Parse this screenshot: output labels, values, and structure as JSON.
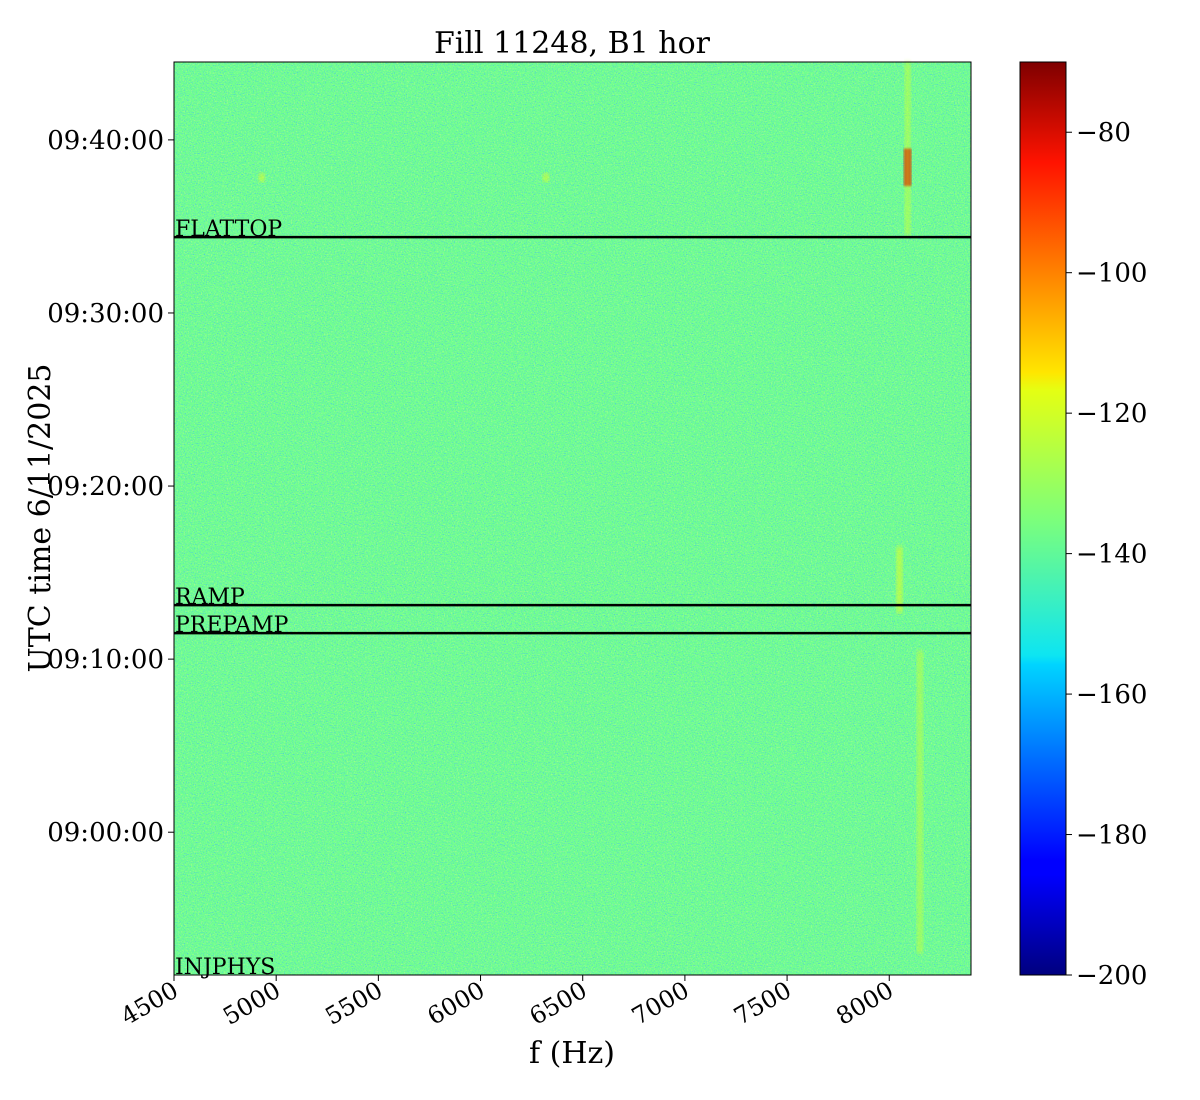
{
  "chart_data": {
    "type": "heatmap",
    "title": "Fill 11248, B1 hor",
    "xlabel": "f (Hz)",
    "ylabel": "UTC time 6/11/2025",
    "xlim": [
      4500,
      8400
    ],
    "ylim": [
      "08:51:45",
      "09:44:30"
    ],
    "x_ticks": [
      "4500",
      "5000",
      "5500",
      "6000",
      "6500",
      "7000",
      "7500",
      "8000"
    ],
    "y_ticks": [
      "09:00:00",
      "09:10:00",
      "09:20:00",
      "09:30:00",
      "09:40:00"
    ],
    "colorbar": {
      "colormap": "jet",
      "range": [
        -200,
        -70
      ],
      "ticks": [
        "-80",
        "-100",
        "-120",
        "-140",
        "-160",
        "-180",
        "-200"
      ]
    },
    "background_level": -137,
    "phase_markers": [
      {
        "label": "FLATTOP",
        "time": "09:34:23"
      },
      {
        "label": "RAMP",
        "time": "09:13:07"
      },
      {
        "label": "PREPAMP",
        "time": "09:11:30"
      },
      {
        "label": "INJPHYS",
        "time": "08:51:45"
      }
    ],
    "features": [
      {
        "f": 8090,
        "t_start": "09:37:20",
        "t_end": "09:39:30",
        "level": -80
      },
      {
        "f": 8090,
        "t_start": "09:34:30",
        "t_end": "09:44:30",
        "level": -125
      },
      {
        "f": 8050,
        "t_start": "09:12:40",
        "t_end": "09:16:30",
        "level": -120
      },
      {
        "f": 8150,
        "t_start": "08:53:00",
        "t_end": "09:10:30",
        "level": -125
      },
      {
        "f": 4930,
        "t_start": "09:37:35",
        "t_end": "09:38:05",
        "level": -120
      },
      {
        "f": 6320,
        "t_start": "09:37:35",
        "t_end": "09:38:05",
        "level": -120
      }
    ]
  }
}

------------------------------------------------------------------------

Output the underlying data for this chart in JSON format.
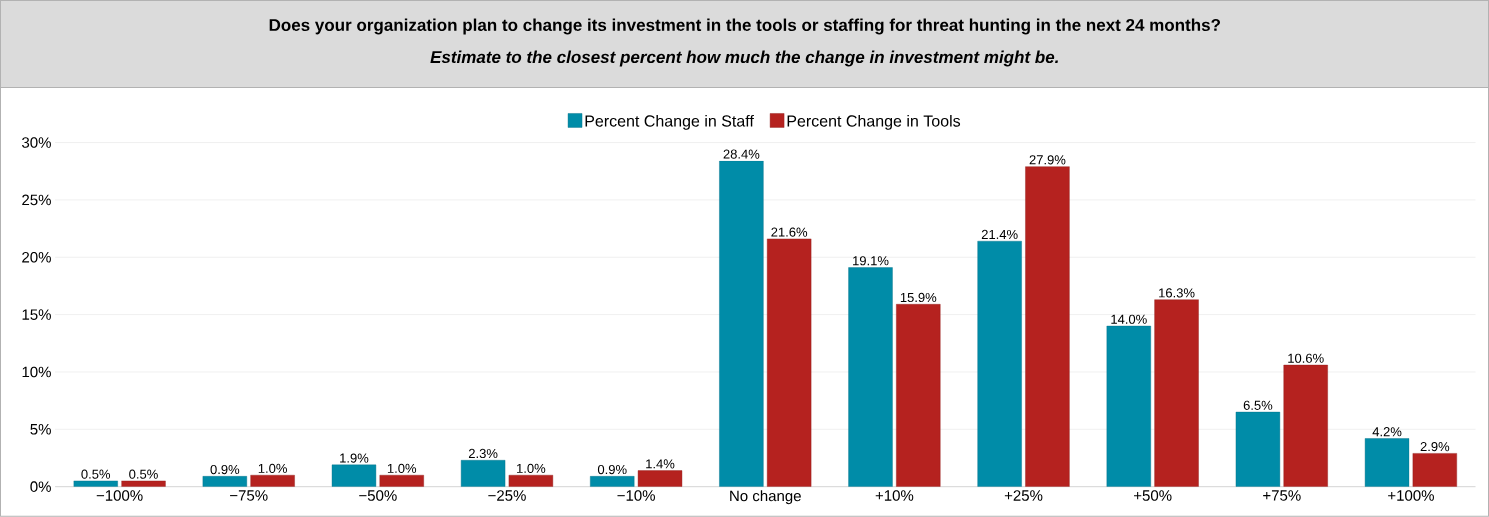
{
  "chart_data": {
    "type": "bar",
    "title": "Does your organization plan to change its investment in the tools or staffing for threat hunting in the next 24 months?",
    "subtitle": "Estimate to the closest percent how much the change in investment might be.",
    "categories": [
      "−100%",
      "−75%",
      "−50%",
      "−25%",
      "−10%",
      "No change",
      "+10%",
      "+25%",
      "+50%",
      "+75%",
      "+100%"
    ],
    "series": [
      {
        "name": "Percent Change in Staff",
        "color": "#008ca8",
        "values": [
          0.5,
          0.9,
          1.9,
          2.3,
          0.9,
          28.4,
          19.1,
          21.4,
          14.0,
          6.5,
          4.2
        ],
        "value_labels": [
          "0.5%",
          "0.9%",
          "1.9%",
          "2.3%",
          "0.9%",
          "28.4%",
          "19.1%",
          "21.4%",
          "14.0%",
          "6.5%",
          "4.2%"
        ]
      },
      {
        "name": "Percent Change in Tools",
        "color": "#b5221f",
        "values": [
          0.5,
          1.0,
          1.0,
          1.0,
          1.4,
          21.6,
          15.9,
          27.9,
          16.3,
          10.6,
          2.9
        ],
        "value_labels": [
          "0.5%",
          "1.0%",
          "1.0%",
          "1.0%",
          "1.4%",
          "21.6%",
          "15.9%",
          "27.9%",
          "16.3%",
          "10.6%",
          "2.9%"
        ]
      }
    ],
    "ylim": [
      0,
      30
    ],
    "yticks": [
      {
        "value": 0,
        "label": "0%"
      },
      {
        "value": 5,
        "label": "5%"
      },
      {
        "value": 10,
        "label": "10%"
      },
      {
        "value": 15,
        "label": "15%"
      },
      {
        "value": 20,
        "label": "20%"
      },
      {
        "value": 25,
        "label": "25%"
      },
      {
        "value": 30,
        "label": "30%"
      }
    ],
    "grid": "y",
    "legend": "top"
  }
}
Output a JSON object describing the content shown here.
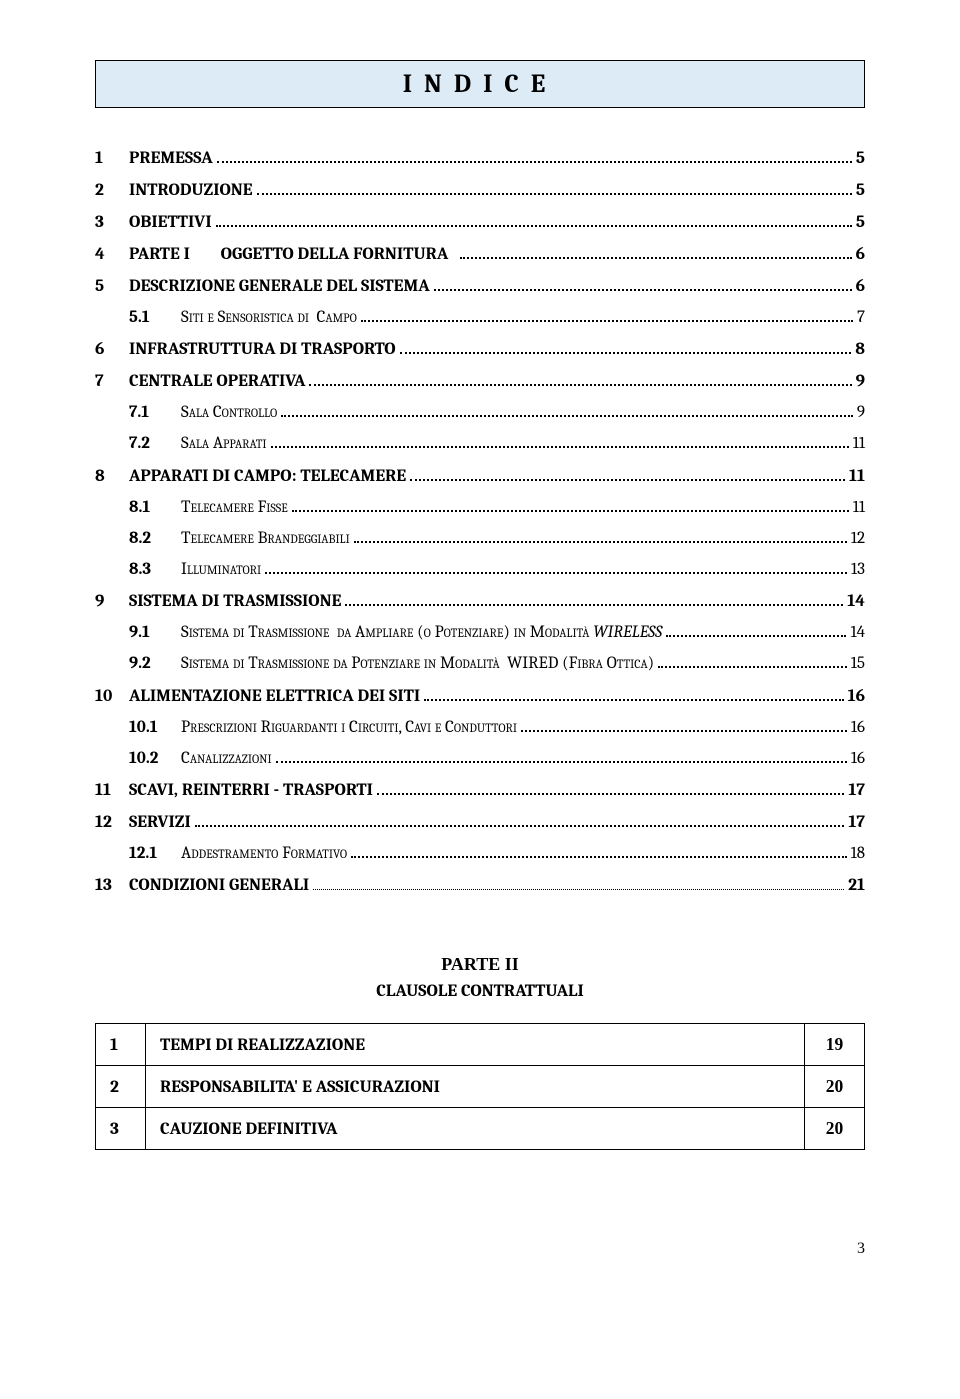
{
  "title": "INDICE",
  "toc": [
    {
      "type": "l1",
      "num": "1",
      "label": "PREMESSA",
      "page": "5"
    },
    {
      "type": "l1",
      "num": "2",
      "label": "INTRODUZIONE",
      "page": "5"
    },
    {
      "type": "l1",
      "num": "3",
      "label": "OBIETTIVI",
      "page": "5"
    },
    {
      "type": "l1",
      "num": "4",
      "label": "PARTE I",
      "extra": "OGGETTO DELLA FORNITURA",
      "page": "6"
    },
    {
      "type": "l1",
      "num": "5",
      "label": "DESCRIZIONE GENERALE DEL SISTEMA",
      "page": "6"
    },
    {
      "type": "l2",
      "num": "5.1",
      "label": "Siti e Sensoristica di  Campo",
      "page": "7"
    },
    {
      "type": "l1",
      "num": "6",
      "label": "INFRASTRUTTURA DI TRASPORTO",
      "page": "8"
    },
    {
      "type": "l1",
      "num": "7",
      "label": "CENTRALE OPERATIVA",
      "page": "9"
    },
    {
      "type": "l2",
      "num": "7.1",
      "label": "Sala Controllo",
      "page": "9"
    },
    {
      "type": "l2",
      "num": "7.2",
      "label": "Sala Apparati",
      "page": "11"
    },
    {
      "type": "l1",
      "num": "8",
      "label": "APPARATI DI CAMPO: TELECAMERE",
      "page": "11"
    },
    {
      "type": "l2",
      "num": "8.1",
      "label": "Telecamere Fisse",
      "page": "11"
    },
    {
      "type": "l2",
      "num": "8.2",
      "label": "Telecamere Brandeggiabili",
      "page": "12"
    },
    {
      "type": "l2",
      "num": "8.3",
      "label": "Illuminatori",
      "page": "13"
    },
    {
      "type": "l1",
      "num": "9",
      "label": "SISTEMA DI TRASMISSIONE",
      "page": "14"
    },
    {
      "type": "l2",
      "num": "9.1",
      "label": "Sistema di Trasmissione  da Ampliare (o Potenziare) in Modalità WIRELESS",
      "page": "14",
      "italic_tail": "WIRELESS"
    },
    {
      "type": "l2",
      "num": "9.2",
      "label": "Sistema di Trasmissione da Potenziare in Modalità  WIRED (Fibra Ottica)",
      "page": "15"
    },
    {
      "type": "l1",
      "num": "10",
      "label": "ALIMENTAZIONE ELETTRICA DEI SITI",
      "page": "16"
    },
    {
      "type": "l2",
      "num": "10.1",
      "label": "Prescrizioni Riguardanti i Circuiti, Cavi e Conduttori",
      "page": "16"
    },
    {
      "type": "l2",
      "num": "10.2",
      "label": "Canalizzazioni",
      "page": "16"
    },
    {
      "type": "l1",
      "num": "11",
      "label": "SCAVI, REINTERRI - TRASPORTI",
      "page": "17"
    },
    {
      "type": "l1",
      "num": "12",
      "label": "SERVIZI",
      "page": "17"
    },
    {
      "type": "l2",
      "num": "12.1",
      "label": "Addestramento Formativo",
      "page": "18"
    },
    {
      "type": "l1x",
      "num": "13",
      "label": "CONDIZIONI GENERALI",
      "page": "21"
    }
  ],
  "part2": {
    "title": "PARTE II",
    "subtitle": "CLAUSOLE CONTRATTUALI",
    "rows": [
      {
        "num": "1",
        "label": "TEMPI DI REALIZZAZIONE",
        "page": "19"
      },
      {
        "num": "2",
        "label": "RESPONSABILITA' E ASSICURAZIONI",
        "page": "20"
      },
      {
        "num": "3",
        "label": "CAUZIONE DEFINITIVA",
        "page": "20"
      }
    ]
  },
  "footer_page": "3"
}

------------------------------------------------------------------------

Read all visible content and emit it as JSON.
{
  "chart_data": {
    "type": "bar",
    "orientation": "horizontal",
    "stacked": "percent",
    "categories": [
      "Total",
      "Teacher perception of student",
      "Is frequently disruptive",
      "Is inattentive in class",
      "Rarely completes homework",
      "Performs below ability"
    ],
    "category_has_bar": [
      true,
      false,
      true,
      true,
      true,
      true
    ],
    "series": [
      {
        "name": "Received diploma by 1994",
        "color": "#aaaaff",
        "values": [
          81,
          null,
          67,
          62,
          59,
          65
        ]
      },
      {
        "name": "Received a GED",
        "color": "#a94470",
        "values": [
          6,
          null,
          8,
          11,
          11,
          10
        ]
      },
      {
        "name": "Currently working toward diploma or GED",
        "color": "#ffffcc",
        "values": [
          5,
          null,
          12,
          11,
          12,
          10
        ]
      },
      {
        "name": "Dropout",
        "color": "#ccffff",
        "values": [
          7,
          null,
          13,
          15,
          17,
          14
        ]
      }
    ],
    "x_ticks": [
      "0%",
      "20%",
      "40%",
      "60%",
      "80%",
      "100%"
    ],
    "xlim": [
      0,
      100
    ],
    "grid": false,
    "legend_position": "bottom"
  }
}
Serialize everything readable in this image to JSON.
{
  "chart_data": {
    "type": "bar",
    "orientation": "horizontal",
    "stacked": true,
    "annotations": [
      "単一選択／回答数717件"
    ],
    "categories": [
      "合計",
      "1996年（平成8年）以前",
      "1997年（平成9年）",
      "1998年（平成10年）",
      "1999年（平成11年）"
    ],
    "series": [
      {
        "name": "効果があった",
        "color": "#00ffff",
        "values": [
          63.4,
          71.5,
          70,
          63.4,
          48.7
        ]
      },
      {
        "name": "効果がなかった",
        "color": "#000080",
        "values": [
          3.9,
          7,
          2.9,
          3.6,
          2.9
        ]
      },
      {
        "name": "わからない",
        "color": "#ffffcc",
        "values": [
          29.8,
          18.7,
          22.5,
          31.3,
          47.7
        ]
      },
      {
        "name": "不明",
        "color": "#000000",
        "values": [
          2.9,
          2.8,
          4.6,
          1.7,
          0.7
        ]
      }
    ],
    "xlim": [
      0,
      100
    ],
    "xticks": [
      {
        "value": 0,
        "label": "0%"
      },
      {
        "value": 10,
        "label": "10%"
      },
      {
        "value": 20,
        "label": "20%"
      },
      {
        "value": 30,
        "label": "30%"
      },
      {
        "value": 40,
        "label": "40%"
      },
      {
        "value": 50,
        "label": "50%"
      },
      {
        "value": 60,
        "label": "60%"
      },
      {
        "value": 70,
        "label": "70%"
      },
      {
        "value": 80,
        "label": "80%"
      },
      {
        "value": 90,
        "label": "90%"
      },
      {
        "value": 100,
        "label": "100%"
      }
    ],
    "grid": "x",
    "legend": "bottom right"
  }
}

------------------------------------------------------------------------

**What you need to do**
Reproduce each line of the entries in which the word "name" is found.

**Answer to the task**
        "name": "Percent Change in Staff",
        "name": "Percent Change in Tools",
        "name": "Received diploma by 1994",
        "name": "Received a GED",
        "name": "Currently working toward diploma or GED",
        "name": "Dropout",
        "name": "効果があった",
        "name": "効果がなかった",
        "name": "わからない",
        "name": "不明",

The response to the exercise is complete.